- _Exercise task_: Draw out every line with the word "title" from the listing below.

- _Data to use_:
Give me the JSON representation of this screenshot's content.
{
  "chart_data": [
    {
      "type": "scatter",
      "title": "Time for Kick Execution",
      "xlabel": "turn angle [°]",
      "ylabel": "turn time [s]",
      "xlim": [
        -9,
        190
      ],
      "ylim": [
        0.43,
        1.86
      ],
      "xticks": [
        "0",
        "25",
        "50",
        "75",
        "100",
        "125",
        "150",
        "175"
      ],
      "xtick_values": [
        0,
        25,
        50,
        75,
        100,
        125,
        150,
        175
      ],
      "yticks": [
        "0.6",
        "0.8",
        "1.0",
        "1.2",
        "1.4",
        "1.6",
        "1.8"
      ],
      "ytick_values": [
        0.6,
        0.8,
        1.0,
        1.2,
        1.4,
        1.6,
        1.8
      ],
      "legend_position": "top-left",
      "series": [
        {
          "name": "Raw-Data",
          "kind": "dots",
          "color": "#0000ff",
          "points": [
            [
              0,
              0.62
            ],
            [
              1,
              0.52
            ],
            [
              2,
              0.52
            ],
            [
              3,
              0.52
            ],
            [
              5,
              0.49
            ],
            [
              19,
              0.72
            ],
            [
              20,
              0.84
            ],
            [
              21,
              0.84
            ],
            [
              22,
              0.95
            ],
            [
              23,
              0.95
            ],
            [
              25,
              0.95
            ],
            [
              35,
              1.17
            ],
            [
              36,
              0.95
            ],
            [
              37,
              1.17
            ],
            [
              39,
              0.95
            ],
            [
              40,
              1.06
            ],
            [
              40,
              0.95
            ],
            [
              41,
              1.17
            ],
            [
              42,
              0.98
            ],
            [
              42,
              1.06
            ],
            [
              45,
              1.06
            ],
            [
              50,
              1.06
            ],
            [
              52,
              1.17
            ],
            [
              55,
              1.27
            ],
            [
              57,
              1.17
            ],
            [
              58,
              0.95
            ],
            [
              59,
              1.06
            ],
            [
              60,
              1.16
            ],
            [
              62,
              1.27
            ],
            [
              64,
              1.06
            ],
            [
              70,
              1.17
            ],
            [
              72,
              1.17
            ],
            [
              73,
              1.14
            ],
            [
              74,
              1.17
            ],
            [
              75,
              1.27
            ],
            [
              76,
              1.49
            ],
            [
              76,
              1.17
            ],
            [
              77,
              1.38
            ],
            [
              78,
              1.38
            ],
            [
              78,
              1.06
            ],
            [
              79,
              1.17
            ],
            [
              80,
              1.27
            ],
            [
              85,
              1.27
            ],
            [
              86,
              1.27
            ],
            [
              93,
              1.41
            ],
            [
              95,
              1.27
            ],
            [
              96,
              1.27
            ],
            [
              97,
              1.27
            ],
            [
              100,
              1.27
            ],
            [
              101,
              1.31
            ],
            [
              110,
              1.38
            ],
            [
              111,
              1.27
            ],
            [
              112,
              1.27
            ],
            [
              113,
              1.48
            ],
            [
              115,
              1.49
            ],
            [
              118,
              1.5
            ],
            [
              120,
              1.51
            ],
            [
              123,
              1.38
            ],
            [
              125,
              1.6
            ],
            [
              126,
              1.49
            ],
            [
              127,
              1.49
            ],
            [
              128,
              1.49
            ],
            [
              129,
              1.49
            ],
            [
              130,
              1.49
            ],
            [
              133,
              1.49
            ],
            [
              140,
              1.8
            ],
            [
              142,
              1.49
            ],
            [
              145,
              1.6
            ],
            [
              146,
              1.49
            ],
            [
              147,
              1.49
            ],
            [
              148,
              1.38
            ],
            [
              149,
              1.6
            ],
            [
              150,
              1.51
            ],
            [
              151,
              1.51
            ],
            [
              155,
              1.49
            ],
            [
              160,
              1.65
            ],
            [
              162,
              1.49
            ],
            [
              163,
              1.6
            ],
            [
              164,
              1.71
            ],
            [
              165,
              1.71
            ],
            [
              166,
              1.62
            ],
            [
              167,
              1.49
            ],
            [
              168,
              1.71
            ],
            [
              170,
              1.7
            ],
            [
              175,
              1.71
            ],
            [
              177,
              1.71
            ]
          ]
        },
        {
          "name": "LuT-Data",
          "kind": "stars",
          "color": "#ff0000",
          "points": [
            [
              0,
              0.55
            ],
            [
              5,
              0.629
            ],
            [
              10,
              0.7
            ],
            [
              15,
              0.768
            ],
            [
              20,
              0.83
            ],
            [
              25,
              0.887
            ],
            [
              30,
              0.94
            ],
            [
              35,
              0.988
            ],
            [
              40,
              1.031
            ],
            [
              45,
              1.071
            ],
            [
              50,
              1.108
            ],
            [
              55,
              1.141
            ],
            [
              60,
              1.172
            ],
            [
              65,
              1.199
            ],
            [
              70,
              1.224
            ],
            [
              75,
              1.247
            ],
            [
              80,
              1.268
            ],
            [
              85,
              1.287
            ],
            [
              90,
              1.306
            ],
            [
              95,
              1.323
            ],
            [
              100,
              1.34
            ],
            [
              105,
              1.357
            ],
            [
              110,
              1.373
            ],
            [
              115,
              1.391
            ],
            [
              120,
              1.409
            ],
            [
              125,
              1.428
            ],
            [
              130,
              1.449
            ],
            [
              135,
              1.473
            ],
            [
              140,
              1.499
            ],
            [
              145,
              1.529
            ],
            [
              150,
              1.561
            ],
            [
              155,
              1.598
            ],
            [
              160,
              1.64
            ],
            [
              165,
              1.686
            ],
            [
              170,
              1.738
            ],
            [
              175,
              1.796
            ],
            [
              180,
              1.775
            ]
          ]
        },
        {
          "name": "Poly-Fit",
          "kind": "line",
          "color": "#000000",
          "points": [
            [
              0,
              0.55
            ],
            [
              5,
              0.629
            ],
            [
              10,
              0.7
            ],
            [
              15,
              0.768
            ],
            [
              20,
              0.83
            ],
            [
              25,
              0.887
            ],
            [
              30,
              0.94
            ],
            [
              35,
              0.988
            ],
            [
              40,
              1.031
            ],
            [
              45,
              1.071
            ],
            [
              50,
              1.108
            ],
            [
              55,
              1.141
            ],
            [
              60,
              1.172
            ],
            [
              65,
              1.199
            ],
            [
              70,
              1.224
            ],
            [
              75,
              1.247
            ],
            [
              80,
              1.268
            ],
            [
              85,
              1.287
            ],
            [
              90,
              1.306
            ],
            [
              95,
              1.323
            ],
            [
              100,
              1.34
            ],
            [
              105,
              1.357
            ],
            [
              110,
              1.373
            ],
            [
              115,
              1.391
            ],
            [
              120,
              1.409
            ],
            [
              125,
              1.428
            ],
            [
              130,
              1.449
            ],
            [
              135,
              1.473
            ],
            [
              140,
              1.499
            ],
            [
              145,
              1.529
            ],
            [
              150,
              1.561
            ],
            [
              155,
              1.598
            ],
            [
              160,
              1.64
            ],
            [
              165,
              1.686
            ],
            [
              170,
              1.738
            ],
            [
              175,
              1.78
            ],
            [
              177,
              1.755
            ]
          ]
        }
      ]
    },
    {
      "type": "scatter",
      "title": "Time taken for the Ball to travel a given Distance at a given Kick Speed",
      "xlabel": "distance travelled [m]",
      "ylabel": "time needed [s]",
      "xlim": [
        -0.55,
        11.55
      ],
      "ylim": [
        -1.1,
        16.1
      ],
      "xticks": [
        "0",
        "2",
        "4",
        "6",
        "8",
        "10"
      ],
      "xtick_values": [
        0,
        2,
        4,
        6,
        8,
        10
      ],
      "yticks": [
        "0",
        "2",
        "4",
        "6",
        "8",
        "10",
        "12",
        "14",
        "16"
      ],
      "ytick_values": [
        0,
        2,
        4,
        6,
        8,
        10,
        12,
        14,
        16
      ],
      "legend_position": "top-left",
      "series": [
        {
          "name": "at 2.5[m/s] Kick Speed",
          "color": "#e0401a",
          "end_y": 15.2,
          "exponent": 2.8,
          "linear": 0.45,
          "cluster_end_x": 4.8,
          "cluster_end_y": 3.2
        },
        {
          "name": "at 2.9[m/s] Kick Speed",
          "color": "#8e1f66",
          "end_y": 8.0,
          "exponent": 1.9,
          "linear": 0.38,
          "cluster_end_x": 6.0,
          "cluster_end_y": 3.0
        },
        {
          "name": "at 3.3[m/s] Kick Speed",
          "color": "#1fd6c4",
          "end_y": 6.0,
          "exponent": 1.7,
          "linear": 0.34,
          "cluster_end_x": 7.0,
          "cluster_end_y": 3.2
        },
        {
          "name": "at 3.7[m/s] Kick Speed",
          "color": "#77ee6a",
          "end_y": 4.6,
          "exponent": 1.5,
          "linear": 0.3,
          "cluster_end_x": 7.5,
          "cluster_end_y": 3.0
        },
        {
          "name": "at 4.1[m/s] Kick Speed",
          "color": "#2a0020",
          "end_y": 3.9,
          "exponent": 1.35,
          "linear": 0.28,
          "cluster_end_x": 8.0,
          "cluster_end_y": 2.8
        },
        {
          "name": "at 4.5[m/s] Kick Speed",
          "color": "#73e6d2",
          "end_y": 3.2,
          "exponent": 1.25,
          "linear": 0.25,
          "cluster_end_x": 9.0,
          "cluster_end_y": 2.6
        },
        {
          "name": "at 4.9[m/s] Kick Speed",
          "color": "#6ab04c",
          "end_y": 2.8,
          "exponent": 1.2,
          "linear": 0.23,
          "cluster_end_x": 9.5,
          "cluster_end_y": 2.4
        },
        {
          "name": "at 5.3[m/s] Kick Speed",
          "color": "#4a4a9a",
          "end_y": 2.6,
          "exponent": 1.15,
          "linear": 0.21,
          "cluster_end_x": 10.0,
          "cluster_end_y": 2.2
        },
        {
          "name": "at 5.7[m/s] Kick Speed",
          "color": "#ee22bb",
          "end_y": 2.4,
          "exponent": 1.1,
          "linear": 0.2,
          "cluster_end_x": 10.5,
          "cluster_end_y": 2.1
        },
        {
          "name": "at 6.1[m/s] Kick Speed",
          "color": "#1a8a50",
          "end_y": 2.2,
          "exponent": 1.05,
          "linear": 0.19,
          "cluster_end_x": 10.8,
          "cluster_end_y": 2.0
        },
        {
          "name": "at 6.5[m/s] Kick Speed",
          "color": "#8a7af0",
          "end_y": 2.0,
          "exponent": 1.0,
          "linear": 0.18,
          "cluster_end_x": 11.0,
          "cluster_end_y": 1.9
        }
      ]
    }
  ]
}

- _Worked answer_:
      "title": "Time for Kick Execution",
      "title": "Time taken for the Ball to travel a given Distance at a given Kick Speed",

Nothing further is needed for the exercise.